## Start DATA SUPPLIED

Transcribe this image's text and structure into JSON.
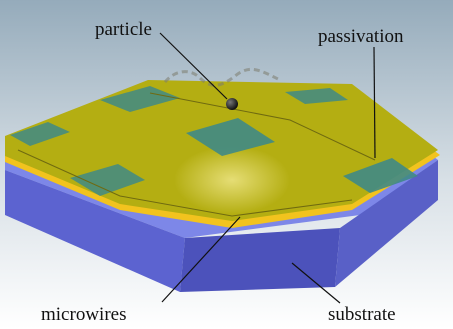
{
  "labels": {
    "particle": "particle",
    "passivation": "passivation",
    "microwires": "microwires",
    "substrate": "substrate"
  },
  "colors": {
    "background_top": "#9fb5c4",
    "background_bottom": "#ffffff",
    "substrate_top": "#7a84e6",
    "substrate_side": "#5b63cf",
    "substrate_front": "#4b51b8",
    "gold": "#b3ad12",
    "gold_edge": "#f0c020",
    "passivation": "#3f8a86",
    "particle": "#111111",
    "leader_line": "#111111"
  }
}
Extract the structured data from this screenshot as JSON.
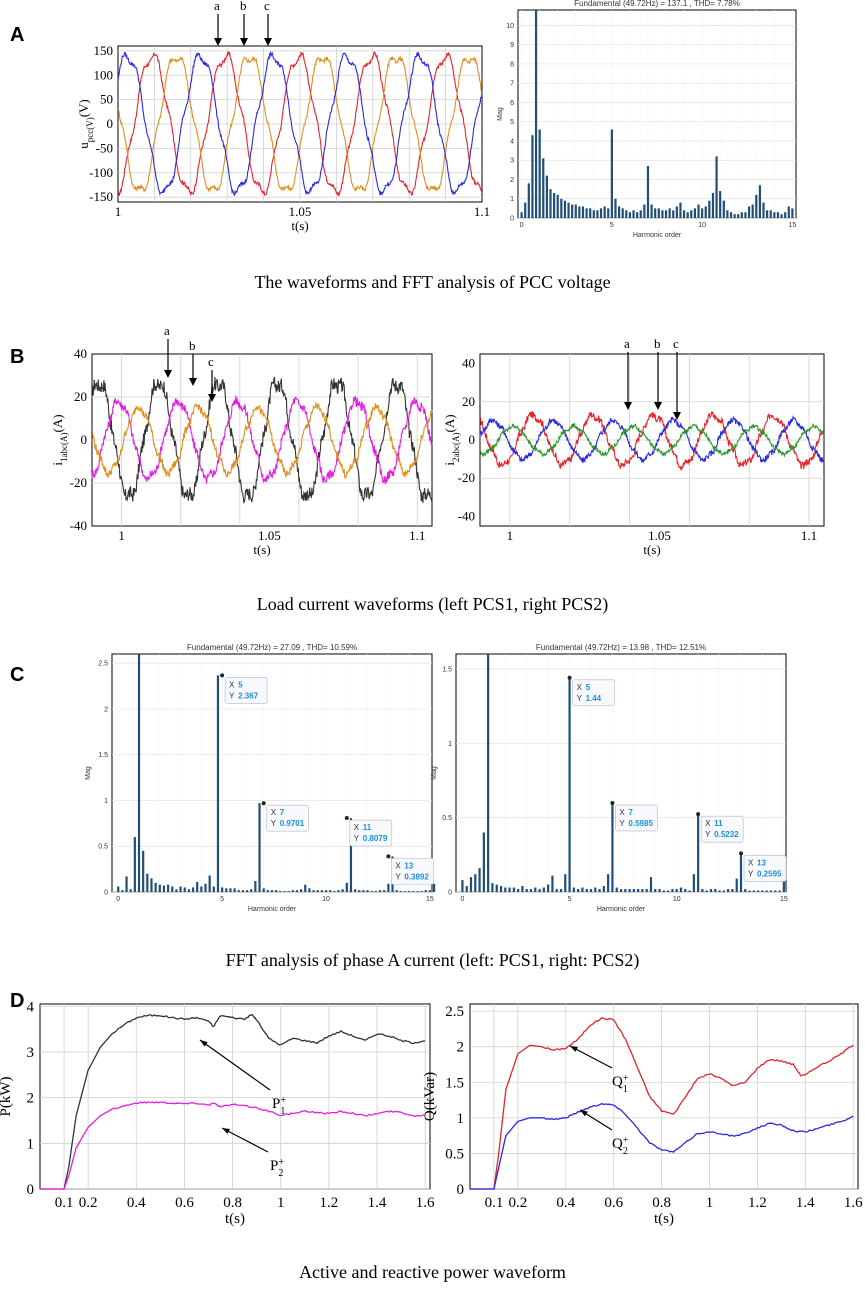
{
  "panels": {
    "A": "A",
    "B": "B",
    "C": "C",
    "D": "D"
  },
  "captions": {
    "A": "The waveforms and FFT analysis of PCC voltage",
    "B": "Load current waveforms (left PCS1, right PCS2)",
    "C": "FFT analysis of phase A current (left: PCS1, right: PCS2)",
    "D": "Active and reactive power waveform"
  },
  "colors": {
    "red": "#e8232b",
    "blue": "#2a2ae0",
    "orange": "#e09020",
    "black": "#333333",
    "magenta": "#e020e0",
    "green": "#2a9a2a",
    "bar": "#1f4e79",
    "grid": "#cfcfcf"
  },
  "chart_data": [
    {
      "id": "A-left",
      "type": "line",
      "title": "",
      "xlabel": "t(s)",
      "ylabel": "u_pcc(V)",
      "xlim": [
        1,
        1.1
      ],
      "ylim": [
        -160,
        160
      ],
      "xticks": [
        "1",
        "1.05",
        "1.1"
      ],
      "yticks": [
        "150",
        "100",
        "50",
        "0",
        "-50",
        "-100",
        "-150"
      ],
      "series": [
        {
          "name": "phase a",
          "amplitude": 140,
          "color": "red"
        },
        {
          "name": "phase b",
          "amplitude": 140,
          "color": "orange"
        },
        {
          "name": "phase c",
          "amplitude": 140,
          "color": "blue"
        }
      ],
      "frequency_hz": 49.72,
      "annotations": [
        "a",
        "b",
        "c"
      ]
    },
    {
      "id": "A-right",
      "type": "bar",
      "title": "Fundamental (49.72Hz) = 137.1 , THD= 7.78%",
      "xlabel": "Harmonic order",
      "ylabel": "Mag",
      "xlim": [
        -0.2,
        15.2
      ],
      "ylim": [
        0,
        10.8
      ],
      "xticks": [
        "0",
        "5",
        "10",
        "15"
      ],
      "yticks": [
        "0",
        "1",
        "2",
        "3",
        "4",
        "5",
        "6",
        "7",
        "8",
        "9",
        "10"
      ],
      "values": [
        0.3,
        0.8,
        1.8,
        4.3,
        10.8,
        4.6,
        3.1,
        2.2,
        1.5,
        1.3,
        1.2,
        1.0,
        0.9,
        0.8,
        0.7,
        0.7,
        0.6,
        0.6,
        0.5,
        0.5,
        0.4,
        0.4,
        0.5,
        0.6,
        0.5,
        4.6,
        1.0,
        0.6,
        0.5,
        0.4,
        0.3,
        0.4,
        0.3,
        0.4,
        0.7,
        2.7,
        0.7,
        0.5,
        0.5,
        0.4,
        0.4,
        0.5,
        0.4,
        0.6,
        0.8,
        0.4,
        0.3,
        0.4,
        0.5,
        0.7,
        0.5,
        0.6,
        0.9,
        1.3,
        3.2,
        1.4,
        0.9,
        0.4,
        0.3,
        0.2,
        0.2,
        0.3,
        0.3,
        0.6,
        0.7,
        1.2,
        1.7,
        0.8,
        0.4,
        0.4,
        0.3,
        0.3,
        0.2,
        0.3,
        0.6,
        0.5
      ]
    },
    {
      "id": "B-left",
      "type": "line",
      "xlabel": "t(s)",
      "ylabel": "i_1abc(A)",
      "xlim": [
        0.99,
        1.105
      ],
      "ylim": [
        -40,
        40
      ],
      "xticks": [
        "1",
        "1.05",
        "1.1"
      ],
      "yticks": [
        "40",
        "20",
        "0",
        "-20",
        "-40"
      ],
      "series": [
        {
          "name": "black",
          "amplitude": 27,
          "color": "black"
        },
        {
          "name": "magenta",
          "amplitude": 18,
          "color": "magenta"
        },
        {
          "name": "orange",
          "amplitude": 15,
          "color": "orange"
        }
      ],
      "annotations": [
        "a",
        "b",
        "c"
      ]
    },
    {
      "id": "B-right",
      "type": "line",
      "xlabel": "t(s)",
      "ylabel": "i_2abc(A)",
      "xlim": [
        0.99,
        1.105
      ],
      "ylim": [
        -45,
        45
      ],
      "xticks": [
        "1",
        "1.05",
        "1.1"
      ],
      "yticks": [
        "40",
        "20",
        "0",
        "-20",
        "-40"
      ],
      "series": [
        {
          "name": "red",
          "amplitude": 13,
          "color": "red"
        },
        {
          "name": "blue",
          "amplitude": 10,
          "color": "blue"
        },
        {
          "name": "green",
          "amplitude": 7,
          "color": "green"
        }
      ],
      "annotations": [
        "a",
        "b",
        "c"
      ]
    },
    {
      "id": "C-left",
      "type": "bar",
      "title": "Fundamental (49.72Hz) = 27.09 , THD= 10.59%",
      "xlabel": "Harmonic order",
      "ylabel": "Mag",
      "xlim": [
        -0.3,
        15.1
      ],
      "ylim": [
        0,
        2.6
      ],
      "xticks": [
        "0",
        "5",
        "10",
        "15"
      ],
      "yticks": [
        "0",
        "0.5",
        "1",
        "1.5",
        "2",
        "2.5"
      ],
      "values": [
        0.06,
        0.02,
        0.17,
        0.03,
        0.6,
        2.6,
        0.45,
        0.2,
        0.15,
        0.1,
        0.08,
        0.07,
        0.08,
        0.06,
        0.03,
        0.06,
        0.05,
        0.03,
        0.05,
        0.11,
        0.06,
        0.09,
        0.18,
        0.06,
        2.367,
        0.05,
        0.04,
        0.04,
        0.04,
        0.02,
        0.02,
        0.02,
        0.03,
        0.12,
        0.9701,
        0.04,
        0.02,
        0.02,
        0.02,
        0.01,
        0.01,
        0.01,
        0.02,
        0.02,
        0.03,
        0.08,
        0.04,
        0.02,
        0.02,
        0.02,
        0.02,
        0.02,
        0.01,
        0.02,
        0.03,
        0.1,
        0.8079,
        0.03,
        0.02,
        0.02,
        0.02,
        0.01,
        0.01,
        0.02,
        0.02,
        0.09,
        0.3892,
        0.02,
        0.01,
        0.01,
        0.01,
        0.01,
        0.01,
        0.01,
        0.02,
        0.02,
        0.09
      ],
      "datatips": [
        {
          "x": "5",
          "y": "2.367"
        },
        {
          "x": "7",
          "y": "0.9701"
        },
        {
          "x": "11",
          "y": "0.8079"
        },
        {
          "x": "13",
          "y": "0.3892"
        }
      ]
    },
    {
      "id": "C-right",
      "type": "bar",
      "title": "Fundamental (49.72Hz) = 13.98 , THD= 12.51%",
      "xlabel": "Harmonic order",
      "ylabel": "Mag",
      "xlim": [
        -0.3,
        15.1
      ],
      "ylim": [
        0,
        1.6
      ],
      "xticks": [
        "0",
        "5",
        "10",
        "15"
      ],
      "yticks": [
        "0",
        "0.5",
        "1",
        "1.5"
      ],
      "values": [
        0.08,
        0.04,
        0.1,
        0.12,
        0.16,
        0.4,
        1.6,
        0.06,
        0.05,
        0.04,
        0.03,
        0.03,
        0.03,
        0.02,
        0.04,
        0.02,
        0.02,
        0.03,
        0.02,
        0.03,
        0.05,
        0.11,
        0.02,
        0.02,
        0.12,
        1.44,
        0.03,
        0.02,
        0.03,
        0.02,
        0.02,
        0.03,
        0.02,
        0.04,
        0.12,
        0.5985,
        0.03,
        0.02,
        0.02,
        0.02,
        0.02,
        0.02,
        0.02,
        0.02,
        0.1,
        0.02,
        0.02,
        0.01,
        0.01,
        0.02,
        0.02,
        0.03,
        0.02,
        0.01,
        0.12,
        0.5232,
        0.02,
        0.01,
        0.02,
        0.02,
        0.01,
        0.01,
        0.02,
        0.02,
        0.09,
        0.2595,
        0.02,
        0.01,
        0.01,
        0.01,
        0.01,
        0.01,
        0.01,
        0.01,
        0.01,
        0.08
      ],
      "datatips": [
        {
          "x": "5",
          "y": "1.44"
        },
        {
          "x": "7",
          "y": "0.5985"
        },
        {
          "x": "11",
          "y": "0.5232"
        },
        {
          "x": "13",
          "y": "0.2595"
        }
      ]
    },
    {
      "id": "D-left",
      "type": "line",
      "xlabel": "t(s)",
      "ylabel": "P(kW)",
      "xlim": [
        0,
        1.62
      ],
      "ylim": [
        0,
        4.05
      ],
      "xticks": [
        "0.1",
        "0.2",
        "0.4",
        "0.6",
        "0.8",
        "1",
        "1.2",
        "1.4",
        "1.6"
      ],
      "yticks": [
        "0",
        "1",
        "2",
        "3",
        "4"
      ],
      "series": [
        {
          "name": "P1+",
          "color": "black",
          "x": [
            0,
            0.1,
            0.12,
            0.15,
            0.2,
            0.25,
            0.3,
            0.35,
            0.4,
            0.45,
            0.5,
            0.55,
            0.6,
            0.65,
            0.7,
            0.72,
            0.75,
            0.8,
            0.85,
            0.88,
            0.9,
            0.95,
            1.0,
            1.05,
            1.1,
            1.15,
            1.2,
            1.25,
            1.3,
            1.35,
            1.4,
            1.45,
            1.5,
            1.55,
            1.6
          ],
          "y": [
            0,
            0,
            0.5,
            1.6,
            2.6,
            3.1,
            3.4,
            3.6,
            3.75,
            3.8,
            3.8,
            3.75,
            3.72,
            3.75,
            3.68,
            3.55,
            3.8,
            3.75,
            3.72,
            3.82,
            3.7,
            3.3,
            3.15,
            3.3,
            3.25,
            3.2,
            3.35,
            3.45,
            3.35,
            3.25,
            3.4,
            3.35,
            3.25,
            3.2,
            3.25
          ]
        },
        {
          "name": "P2+",
          "color": "magenta",
          "x": [
            0,
            0.1,
            0.12,
            0.15,
            0.2,
            0.25,
            0.3,
            0.35,
            0.4,
            0.45,
            0.5,
            0.55,
            0.6,
            0.65,
            0.7,
            0.72,
            0.75,
            0.8,
            0.85,
            0.9,
            0.95,
            1.0,
            1.05,
            1.1,
            1.15,
            1.2,
            1.25,
            1.3,
            1.35,
            1.4,
            1.45,
            1.5,
            1.55,
            1.6
          ],
          "y": [
            0,
            0,
            0.3,
            0.9,
            1.35,
            1.6,
            1.75,
            1.82,
            1.88,
            1.9,
            1.9,
            1.88,
            1.87,
            1.88,
            1.84,
            1.88,
            1.8,
            1.85,
            1.82,
            1.78,
            1.7,
            1.62,
            1.65,
            1.7,
            1.68,
            1.65,
            1.7,
            1.66,
            1.6,
            1.65,
            1.7,
            1.68,
            1.6,
            1.62
          ]
        }
      ],
      "labels": {
        "p1": "P",
        "p1_sub": "1",
        "p1_sup": "+",
        "p2": "P",
        "p2_sub": "2",
        "p2_sup": "+"
      }
    },
    {
      "id": "D-right",
      "type": "line",
      "xlabel": "t(s)",
      "ylabel": "Q(kVar)",
      "xlim": [
        0,
        1.62
      ],
      "ylim": [
        0,
        2.6
      ],
      "xticks": [
        "0.1",
        "0.2",
        "0.4",
        "0.6",
        "0.8",
        "1",
        "1.2",
        "1.4",
        "1.6"
      ],
      "yticks": [
        "0",
        "0.5",
        "1",
        "1.5",
        "2",
        "2.5"
      ],
      "series": [
        {
          "name": "Q1+",
          "color": "red",
          "x": [
            0,
            0.1,
            0.12,
            0.15,
            0.2,
            0.25,
            0.3,
            0.35,
            0.4,
            0.45,
            0.5,
            0.55,
            0.6,
            0.65,
            0.7,
            0.75,
            0.8,
            0.85,
            0.9,
            0.95,
            1.0,
            1.05,
            1.1,
            1.15,
            1.2,
            1.25,
            1.3,
            1.35,
            1.38,
            1.4,
            1.45,
            1.5,
            1.55,
            1.6
          ],
          "y": [
            0,
            0,
            0.5,
            1.4,
            1.9,
            2.02,
            2.0,
            1.95,
            1.98,
            2.1,
            2.3,
            2.4,
            2.38,
            2.1,
            1.7,
            1.3,
            1.1,
            1.05,
            1.3,
            1.55,
            1.62,
            1.55,
            1.45,
            1.5,
            1.7,
            1.82,
            1.8,
            1.75,
            1.6,
            1.6,
            1.72,
            1.8,
            1.9,
            2.03
          ]
        },
        {
          "name": "Q2+",
          "color": "blue",
          "x": [
            0,
            0.1,
            0.12,
            0.15,
            0.2,
            0.25,
            0.3,
            0.35,
            0.4,
            0.45,
            0.5,
            0.55,
            0.6,
            0.65,
            0.7,
            0.75,
            0.8,
            0.85,
            0.9,
            0.95,
            1.0,
            1.05,
            1.1,
            1.15,
            1.2,
            1.25,
            1.3,
            1.35,
            1.4,
            1.45,
            1.5,
            1.55,
            1.6
          ],
          "y": [
            0,
            0,
            0.3,
            0.75,
            0.95,
            1.0,
            1.0,
            0.98,
            1.0,
            1.08,
            1.15,
            1.2,
            1.18,
            1.05,
            0.85,
            0.65,
            0.55,
            0.52,
            0.65,
            0.78,
            0.8,
            0.78,
            0.74,
            0.78,
            0.86,
            0.92,
            0.9,
            0.82,
            0.8,
            0.85,
            0.9,
            0.95,
            1.02
          ]
        }
      ],
      "labels": {
        "q1": "Q",
        "q1_sub": "1",
        "q1_sup": "+",
        "q2": "Q",
        "q2_sub": "2",
        "q2_sup": "+"
      }
    }
  ]
}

## End DATA SUPPLIED

#### REQUIREMENT
Which lines of the material contain the string "title"? List each of them.

#### TASK RESPONSE
      "title": "",
      "title": "Fundamental (49.72Hz) = 137.1 , THD= 7.78%",
      "title": "Fundamental (49.72Hz) = 27.09 , THD= 10.59%",
      "title": "Fundamental (49.72Hz) = 13.98 , THD= 12.51%",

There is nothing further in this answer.